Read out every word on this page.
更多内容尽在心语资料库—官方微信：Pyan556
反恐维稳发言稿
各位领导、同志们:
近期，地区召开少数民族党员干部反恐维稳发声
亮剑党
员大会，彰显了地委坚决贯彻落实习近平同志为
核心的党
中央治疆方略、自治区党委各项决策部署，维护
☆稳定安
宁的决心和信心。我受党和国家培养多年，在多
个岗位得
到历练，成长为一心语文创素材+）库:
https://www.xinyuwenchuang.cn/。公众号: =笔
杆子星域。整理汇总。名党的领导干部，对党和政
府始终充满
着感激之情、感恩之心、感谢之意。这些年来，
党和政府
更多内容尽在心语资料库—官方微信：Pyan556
= = = = =
**Problem details**
Copy each record from above without leaving any out.

**Exercise solution**
Read out every word on this page.
更多内容尽在心语资料库—官方微信：Pyan556
反恐维稳发言稿
各位领导、同志们:
近期，地区召开少数民族党员干部反恐维稳发声
亮剑党
员大会，彰显了地委坚决贯彻落实习近平同志为
核心的党
中央治疆方略、自治区党委各项决策部署，维护
☆稳定安
宁的决心和信心。我受党和国家培养多年，在多
个岗位得
到历练，成长为一心语文创素材+）库:
https://www.xinyuwenchuang.cn/。公众号: =笔
杆子星域。整理汇总。名党的领导干部，对党和政
府始终充满
着感激之情、感恩之心、感谢之意。这些年来，
党和政府
更多内容尽在心语资料库—官方微信：Pyan556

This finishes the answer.